(Saved entries)
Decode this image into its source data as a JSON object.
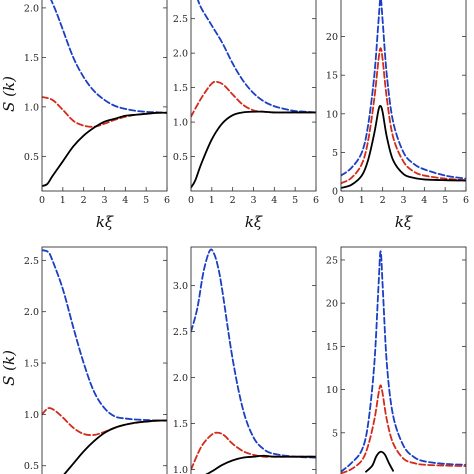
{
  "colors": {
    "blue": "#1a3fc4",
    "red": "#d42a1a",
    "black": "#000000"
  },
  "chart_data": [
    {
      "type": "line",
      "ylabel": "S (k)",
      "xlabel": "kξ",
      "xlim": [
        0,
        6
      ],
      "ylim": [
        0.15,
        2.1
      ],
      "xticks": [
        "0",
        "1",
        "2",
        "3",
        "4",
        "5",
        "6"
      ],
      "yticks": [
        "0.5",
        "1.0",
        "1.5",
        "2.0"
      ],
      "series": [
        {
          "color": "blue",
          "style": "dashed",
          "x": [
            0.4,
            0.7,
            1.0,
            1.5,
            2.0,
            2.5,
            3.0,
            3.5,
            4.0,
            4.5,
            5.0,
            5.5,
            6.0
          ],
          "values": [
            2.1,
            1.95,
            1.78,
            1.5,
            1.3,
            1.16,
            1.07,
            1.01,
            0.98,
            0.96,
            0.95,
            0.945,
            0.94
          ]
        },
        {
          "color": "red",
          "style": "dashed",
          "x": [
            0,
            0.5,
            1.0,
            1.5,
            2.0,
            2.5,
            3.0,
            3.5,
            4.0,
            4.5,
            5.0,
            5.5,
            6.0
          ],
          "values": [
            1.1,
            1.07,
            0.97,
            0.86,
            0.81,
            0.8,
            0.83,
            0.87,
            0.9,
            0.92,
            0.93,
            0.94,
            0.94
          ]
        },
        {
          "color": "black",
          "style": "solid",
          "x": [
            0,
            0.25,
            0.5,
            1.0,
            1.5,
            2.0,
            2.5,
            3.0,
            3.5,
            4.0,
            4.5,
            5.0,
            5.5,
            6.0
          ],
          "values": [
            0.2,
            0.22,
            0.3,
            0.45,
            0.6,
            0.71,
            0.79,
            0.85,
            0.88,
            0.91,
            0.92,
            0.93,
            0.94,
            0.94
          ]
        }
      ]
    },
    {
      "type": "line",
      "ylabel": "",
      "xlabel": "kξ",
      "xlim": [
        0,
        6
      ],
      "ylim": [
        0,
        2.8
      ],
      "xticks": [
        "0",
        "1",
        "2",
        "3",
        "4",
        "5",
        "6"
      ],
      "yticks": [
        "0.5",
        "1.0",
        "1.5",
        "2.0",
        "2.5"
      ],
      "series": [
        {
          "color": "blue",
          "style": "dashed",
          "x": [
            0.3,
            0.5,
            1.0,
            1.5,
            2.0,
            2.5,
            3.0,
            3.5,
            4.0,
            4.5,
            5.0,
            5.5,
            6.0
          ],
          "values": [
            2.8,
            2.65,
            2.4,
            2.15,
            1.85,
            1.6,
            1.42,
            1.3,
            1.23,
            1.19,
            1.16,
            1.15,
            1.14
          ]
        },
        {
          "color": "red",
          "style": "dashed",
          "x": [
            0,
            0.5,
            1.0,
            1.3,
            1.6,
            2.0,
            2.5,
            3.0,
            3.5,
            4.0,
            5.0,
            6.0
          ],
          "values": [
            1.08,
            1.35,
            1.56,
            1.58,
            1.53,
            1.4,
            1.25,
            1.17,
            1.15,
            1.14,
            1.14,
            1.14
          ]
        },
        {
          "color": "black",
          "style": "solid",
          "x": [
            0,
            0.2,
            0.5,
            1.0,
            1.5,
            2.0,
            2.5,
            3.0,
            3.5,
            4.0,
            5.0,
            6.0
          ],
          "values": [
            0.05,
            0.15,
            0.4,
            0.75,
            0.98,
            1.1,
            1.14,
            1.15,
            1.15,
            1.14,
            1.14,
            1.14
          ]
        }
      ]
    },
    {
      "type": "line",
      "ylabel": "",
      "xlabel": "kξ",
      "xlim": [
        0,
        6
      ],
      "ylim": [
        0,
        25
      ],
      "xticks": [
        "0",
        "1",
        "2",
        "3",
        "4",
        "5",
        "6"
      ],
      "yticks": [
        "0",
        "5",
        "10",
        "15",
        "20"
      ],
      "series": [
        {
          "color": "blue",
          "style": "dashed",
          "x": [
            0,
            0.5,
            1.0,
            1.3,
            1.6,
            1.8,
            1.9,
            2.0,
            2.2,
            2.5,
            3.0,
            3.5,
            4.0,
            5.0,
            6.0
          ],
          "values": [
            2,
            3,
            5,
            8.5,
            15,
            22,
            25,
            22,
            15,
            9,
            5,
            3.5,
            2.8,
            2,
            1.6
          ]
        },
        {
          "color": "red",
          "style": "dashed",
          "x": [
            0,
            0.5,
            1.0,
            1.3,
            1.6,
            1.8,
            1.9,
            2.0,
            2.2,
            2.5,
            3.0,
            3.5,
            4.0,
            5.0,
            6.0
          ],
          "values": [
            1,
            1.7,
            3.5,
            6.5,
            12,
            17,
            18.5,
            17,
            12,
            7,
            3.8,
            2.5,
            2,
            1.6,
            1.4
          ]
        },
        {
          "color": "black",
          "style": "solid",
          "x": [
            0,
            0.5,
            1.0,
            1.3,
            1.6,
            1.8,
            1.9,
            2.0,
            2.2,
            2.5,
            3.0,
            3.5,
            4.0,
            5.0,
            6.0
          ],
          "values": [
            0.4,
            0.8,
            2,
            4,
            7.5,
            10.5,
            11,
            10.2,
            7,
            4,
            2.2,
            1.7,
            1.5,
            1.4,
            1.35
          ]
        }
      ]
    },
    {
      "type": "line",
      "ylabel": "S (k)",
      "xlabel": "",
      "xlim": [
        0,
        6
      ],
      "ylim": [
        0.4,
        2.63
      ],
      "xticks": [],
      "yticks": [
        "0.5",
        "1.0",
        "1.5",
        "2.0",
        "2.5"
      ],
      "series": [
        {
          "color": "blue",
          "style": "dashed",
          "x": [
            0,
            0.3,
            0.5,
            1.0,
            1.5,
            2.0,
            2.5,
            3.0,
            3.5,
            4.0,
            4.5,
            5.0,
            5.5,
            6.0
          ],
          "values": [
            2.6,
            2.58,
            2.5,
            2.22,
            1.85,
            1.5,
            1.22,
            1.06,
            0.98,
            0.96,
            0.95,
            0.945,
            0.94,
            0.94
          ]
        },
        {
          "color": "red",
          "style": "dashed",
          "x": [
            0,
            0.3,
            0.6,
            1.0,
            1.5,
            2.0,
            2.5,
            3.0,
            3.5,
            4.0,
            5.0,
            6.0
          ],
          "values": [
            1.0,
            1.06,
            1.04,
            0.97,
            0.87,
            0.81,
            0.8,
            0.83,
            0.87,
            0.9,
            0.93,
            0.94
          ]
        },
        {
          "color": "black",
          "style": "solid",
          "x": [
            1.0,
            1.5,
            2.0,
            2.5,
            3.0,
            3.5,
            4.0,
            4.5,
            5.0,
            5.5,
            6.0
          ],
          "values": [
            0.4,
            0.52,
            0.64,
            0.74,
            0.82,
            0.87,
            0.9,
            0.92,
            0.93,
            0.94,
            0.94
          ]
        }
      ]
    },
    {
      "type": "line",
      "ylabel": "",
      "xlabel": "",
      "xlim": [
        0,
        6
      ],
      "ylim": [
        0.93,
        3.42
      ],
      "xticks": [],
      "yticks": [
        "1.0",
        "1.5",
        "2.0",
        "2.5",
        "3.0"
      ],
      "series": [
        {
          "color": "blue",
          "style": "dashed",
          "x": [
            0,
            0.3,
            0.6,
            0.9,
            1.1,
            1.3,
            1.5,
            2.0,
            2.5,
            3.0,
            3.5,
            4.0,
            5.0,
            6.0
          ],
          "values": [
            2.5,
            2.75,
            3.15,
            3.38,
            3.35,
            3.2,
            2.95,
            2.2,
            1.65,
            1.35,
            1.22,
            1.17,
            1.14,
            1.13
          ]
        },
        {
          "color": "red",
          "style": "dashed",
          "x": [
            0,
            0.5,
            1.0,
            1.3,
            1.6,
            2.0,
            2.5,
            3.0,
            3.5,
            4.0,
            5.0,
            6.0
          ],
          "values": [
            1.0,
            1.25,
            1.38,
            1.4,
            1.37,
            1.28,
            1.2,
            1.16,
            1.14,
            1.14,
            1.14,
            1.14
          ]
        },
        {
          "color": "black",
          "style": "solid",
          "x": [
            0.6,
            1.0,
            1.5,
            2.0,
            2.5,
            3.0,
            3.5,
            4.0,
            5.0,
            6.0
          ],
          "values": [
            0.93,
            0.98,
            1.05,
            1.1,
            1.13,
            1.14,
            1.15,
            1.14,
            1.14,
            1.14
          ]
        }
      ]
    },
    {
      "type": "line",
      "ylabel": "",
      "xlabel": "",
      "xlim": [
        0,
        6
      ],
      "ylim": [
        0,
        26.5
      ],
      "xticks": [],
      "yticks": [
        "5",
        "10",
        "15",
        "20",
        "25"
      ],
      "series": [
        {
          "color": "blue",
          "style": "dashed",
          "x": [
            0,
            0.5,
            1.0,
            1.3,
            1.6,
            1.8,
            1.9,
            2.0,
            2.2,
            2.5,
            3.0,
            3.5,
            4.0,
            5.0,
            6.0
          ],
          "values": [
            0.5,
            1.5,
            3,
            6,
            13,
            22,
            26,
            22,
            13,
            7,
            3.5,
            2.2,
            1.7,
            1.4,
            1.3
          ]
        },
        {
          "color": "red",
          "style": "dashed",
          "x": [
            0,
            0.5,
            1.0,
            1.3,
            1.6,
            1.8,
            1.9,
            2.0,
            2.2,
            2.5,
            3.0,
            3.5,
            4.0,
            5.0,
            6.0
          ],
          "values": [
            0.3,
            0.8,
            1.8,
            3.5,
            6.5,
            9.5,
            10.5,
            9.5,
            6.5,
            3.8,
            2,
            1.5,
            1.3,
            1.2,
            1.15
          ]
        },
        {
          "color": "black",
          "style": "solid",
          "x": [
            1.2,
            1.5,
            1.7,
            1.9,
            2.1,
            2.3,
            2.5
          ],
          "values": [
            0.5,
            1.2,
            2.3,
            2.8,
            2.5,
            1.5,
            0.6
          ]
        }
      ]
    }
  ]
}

* * *

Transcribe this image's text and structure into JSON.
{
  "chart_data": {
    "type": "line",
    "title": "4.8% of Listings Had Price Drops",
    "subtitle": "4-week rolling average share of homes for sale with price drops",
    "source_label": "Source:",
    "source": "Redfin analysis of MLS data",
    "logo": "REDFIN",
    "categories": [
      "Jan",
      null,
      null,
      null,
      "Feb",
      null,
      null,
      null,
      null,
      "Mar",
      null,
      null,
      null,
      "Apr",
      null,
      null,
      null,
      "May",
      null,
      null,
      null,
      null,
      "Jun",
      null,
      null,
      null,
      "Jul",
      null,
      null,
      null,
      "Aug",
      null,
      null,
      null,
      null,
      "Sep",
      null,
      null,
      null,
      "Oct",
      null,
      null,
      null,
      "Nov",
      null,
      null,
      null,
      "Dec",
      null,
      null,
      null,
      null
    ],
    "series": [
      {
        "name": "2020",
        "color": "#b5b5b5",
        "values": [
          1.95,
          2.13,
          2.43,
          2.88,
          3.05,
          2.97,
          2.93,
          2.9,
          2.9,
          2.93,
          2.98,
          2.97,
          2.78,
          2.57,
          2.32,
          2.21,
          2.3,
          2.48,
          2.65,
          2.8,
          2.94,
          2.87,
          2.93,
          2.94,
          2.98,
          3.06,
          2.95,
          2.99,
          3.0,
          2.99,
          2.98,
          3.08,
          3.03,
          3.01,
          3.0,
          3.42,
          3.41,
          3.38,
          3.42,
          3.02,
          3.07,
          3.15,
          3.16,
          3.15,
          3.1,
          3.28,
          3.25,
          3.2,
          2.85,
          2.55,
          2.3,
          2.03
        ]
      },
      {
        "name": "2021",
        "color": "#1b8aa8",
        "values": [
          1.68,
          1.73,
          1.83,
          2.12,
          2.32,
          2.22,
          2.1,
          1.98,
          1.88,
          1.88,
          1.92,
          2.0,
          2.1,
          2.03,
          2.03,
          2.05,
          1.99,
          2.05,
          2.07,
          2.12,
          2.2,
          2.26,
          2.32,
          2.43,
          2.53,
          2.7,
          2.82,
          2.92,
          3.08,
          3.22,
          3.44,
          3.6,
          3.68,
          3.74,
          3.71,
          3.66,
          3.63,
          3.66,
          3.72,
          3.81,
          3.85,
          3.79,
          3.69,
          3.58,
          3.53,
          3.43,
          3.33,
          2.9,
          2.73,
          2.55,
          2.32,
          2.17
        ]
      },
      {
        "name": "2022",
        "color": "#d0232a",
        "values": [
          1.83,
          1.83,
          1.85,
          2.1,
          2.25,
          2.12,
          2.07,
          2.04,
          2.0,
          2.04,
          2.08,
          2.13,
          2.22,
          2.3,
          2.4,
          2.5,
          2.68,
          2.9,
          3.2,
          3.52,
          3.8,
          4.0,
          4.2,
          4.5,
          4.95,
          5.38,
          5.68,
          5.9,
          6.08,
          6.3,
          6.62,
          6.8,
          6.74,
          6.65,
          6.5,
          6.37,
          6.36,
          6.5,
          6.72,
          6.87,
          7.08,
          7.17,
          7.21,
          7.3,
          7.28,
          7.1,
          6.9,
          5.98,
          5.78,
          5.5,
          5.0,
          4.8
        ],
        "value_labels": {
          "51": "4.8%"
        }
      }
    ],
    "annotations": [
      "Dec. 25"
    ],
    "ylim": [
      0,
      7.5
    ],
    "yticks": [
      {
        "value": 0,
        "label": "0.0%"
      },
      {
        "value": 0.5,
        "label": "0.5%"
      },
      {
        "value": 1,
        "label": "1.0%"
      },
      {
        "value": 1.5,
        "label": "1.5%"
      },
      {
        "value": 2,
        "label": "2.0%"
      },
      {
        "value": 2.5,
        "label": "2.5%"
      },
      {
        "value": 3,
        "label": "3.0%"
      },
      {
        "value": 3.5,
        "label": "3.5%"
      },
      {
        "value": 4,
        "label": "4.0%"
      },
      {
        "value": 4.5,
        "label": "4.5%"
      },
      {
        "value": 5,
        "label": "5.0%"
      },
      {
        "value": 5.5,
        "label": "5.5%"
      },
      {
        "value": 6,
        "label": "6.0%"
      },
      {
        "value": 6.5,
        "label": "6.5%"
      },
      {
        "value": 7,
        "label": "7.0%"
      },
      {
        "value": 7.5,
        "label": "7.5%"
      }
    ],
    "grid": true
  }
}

--

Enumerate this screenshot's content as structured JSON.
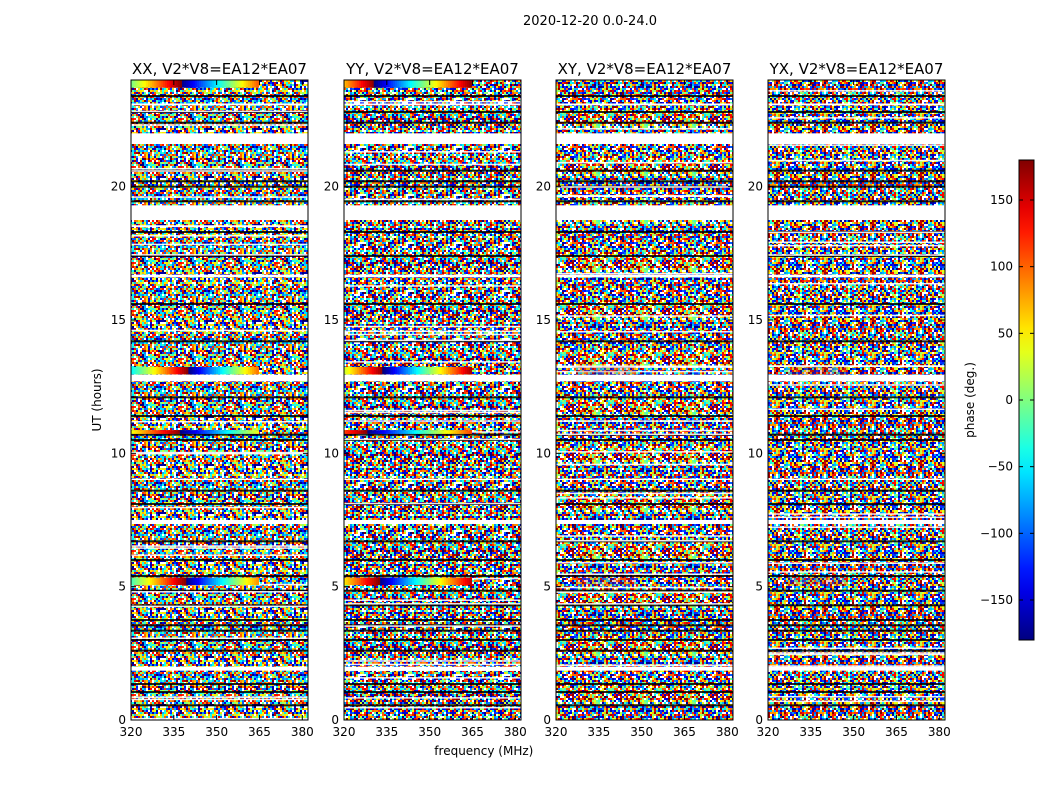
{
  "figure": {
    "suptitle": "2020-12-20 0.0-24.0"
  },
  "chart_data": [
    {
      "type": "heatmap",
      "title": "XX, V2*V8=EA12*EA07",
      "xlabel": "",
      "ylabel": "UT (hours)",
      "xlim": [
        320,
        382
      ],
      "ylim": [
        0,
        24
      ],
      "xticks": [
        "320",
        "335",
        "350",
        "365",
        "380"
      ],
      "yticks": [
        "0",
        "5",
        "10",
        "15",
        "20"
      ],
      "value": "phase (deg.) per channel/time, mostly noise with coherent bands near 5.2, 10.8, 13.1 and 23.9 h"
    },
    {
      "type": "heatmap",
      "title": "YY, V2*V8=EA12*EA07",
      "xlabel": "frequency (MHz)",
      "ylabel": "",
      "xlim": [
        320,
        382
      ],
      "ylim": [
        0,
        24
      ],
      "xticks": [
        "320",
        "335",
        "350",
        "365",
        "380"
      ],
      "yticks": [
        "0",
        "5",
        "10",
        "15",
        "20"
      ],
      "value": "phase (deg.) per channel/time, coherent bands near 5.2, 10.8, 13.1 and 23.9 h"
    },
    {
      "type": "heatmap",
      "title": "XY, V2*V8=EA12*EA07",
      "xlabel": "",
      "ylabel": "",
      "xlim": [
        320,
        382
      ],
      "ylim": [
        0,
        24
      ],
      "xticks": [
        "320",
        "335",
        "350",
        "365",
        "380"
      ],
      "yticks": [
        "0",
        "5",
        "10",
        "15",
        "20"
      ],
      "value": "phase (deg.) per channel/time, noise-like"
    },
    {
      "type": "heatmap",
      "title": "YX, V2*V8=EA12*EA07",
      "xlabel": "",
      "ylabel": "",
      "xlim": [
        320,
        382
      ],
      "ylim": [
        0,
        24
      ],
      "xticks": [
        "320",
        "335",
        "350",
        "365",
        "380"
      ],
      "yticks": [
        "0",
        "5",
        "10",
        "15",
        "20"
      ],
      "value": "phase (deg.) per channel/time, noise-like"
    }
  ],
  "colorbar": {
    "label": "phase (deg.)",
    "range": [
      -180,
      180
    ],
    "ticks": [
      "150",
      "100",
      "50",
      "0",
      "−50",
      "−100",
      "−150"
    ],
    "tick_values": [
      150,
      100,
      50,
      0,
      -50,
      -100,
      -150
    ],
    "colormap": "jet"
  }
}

» **Written request**: Looking at the entries above, state how many lines contain "with"; give the number alone.

» **Written answer**: 2